__MATERIALS PROVIDED__.
----

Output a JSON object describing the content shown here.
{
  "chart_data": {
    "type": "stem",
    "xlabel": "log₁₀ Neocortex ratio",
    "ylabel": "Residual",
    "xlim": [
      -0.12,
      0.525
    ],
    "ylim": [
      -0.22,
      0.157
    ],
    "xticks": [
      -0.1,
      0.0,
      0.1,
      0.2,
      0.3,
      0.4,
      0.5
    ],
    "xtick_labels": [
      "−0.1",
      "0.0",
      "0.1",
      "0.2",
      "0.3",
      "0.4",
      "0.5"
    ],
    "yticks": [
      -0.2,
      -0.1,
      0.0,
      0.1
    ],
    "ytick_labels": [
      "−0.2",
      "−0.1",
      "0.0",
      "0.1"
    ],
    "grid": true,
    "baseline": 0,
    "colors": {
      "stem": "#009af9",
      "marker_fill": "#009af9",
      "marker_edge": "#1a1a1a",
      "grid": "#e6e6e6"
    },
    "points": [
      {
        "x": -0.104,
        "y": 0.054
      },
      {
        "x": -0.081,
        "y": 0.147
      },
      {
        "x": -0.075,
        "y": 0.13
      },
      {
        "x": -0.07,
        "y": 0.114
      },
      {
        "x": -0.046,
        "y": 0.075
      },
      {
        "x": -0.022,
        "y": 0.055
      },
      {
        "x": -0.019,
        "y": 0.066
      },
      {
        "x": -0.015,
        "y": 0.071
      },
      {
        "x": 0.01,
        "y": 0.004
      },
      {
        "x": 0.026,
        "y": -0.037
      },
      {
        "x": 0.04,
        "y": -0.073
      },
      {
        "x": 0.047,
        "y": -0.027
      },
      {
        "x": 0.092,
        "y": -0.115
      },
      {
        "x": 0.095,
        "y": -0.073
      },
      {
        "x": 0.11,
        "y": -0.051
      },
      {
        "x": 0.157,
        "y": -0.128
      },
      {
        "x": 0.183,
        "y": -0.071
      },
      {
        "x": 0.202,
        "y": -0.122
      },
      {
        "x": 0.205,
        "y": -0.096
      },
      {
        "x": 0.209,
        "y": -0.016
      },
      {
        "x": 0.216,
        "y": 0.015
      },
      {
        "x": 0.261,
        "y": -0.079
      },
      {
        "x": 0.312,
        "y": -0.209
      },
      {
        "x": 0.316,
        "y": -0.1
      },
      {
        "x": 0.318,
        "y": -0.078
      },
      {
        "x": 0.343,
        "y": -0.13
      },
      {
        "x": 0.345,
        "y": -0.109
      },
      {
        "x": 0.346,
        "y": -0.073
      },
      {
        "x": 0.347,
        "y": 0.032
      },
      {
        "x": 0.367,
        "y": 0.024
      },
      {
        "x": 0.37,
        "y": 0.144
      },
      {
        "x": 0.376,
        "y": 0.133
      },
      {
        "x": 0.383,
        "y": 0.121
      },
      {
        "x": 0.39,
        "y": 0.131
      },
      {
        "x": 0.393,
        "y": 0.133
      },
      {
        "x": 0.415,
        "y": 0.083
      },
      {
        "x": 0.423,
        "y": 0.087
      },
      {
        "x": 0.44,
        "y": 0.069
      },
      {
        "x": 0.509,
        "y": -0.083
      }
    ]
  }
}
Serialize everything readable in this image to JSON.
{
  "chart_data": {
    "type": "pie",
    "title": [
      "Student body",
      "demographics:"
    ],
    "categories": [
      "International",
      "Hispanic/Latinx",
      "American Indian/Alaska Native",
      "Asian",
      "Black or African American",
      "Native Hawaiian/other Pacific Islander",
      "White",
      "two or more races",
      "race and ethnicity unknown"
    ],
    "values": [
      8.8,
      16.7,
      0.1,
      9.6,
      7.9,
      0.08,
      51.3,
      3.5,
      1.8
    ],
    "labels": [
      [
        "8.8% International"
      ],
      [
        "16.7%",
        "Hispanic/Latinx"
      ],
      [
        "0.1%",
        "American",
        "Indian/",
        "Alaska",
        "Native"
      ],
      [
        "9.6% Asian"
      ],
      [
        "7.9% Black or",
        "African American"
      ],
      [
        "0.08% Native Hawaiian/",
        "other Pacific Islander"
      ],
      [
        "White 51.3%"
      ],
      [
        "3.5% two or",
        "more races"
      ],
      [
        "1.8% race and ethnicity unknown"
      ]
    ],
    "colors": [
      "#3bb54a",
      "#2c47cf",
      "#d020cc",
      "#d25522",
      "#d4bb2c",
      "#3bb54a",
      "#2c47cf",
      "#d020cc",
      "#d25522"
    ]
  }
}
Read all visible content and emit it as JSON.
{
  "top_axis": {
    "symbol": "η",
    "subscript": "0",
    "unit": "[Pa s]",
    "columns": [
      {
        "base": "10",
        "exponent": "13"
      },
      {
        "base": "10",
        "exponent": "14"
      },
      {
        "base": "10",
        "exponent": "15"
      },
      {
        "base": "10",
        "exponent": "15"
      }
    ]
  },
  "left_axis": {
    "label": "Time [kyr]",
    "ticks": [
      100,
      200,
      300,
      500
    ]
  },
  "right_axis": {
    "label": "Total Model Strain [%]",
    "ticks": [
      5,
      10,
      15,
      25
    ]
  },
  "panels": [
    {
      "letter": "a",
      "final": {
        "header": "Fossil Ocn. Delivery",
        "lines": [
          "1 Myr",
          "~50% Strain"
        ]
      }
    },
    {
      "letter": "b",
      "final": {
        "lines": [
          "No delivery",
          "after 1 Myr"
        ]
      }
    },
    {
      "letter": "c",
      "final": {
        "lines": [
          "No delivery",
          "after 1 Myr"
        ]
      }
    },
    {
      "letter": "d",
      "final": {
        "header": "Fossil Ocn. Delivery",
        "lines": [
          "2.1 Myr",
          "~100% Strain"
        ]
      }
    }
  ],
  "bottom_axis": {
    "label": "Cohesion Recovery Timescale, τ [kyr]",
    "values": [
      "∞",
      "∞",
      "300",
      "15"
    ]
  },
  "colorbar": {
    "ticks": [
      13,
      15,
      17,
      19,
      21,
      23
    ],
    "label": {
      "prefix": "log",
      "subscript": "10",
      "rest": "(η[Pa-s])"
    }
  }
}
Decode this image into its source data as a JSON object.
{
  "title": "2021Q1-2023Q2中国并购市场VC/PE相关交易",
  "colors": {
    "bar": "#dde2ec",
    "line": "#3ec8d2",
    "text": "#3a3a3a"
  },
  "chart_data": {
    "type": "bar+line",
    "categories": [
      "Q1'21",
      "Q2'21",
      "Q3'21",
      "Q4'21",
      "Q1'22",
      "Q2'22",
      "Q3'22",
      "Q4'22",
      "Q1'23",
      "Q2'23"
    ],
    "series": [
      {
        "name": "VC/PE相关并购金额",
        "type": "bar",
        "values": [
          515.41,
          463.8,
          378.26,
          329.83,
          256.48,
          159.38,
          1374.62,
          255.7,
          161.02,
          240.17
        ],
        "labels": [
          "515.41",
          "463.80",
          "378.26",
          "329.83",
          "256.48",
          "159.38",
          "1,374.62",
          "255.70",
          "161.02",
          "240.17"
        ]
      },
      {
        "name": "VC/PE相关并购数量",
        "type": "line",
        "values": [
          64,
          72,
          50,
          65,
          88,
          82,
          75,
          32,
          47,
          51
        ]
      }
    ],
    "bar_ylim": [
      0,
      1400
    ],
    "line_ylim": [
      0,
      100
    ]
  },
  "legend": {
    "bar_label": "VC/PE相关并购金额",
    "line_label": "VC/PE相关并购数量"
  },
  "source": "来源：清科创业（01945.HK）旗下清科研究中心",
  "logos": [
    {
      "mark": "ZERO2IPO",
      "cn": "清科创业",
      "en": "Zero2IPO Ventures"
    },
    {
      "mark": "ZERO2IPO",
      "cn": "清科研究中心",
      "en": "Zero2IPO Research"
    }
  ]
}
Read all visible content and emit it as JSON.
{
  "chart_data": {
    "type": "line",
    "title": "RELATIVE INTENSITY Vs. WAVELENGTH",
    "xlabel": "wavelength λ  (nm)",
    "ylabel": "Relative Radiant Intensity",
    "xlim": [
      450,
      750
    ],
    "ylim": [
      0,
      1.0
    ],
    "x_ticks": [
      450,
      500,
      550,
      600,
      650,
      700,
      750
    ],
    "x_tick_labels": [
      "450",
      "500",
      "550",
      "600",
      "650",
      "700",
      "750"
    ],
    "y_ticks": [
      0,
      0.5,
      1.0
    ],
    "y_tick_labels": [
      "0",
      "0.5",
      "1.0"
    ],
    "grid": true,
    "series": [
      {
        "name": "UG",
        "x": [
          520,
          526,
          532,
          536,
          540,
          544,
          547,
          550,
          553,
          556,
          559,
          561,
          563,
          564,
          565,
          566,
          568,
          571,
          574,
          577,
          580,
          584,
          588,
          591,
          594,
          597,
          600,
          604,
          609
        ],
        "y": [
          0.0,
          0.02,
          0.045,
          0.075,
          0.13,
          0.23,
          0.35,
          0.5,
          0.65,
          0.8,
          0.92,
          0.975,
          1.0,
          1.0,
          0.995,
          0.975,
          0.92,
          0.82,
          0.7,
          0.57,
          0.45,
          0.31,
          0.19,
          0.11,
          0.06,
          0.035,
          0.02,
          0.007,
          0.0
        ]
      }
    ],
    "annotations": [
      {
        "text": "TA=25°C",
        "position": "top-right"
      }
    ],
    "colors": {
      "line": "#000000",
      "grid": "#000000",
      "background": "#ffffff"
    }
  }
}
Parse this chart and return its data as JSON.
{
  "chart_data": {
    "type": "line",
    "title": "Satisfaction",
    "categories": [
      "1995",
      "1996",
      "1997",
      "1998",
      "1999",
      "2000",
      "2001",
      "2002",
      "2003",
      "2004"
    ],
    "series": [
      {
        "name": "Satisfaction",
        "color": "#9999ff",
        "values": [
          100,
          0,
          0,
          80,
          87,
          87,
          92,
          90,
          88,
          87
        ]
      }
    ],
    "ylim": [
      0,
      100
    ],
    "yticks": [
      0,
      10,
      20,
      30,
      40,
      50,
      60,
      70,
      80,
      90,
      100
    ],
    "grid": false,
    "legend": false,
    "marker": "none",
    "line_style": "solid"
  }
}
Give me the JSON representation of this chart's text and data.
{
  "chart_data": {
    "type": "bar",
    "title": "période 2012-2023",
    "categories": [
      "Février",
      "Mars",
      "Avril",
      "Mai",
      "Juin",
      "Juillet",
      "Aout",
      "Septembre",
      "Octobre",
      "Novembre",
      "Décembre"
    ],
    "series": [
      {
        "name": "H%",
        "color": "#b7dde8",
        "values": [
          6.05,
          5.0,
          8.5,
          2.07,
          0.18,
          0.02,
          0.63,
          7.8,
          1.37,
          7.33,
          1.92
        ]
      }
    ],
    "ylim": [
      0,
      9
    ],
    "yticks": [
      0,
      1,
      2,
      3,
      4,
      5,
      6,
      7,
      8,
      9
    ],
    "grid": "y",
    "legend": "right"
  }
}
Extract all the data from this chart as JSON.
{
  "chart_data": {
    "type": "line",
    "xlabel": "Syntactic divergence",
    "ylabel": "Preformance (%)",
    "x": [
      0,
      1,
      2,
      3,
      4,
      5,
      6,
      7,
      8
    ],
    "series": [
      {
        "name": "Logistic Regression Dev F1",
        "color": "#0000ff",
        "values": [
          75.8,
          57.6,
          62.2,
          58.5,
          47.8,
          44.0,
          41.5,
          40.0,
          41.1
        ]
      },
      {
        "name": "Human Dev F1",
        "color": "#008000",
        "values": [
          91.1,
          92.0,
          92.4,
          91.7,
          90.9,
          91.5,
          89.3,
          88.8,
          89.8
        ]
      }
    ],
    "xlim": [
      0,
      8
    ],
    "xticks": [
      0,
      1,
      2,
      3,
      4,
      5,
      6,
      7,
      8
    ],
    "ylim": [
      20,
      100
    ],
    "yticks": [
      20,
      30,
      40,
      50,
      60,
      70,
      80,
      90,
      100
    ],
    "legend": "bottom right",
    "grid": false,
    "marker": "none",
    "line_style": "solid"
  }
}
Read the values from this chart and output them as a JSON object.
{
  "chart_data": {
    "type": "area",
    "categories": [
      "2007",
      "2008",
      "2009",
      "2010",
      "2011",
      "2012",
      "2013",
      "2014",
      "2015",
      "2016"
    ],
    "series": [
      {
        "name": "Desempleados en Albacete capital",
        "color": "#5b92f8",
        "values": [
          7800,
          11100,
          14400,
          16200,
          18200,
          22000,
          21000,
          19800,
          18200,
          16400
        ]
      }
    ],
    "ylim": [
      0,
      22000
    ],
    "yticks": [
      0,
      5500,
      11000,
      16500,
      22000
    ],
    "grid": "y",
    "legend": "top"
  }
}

----

__WORK INSTRUCTIONS__. Check every line of the data above for the string "xlabel", and copy those that have it.

__RIGHT ANSWER__.
    "xlabel": "log₁₀ Neocortex ratio",
    "xlabel": "wavelength λ  (nm)",
    "xlabel": "Syntactic divergence",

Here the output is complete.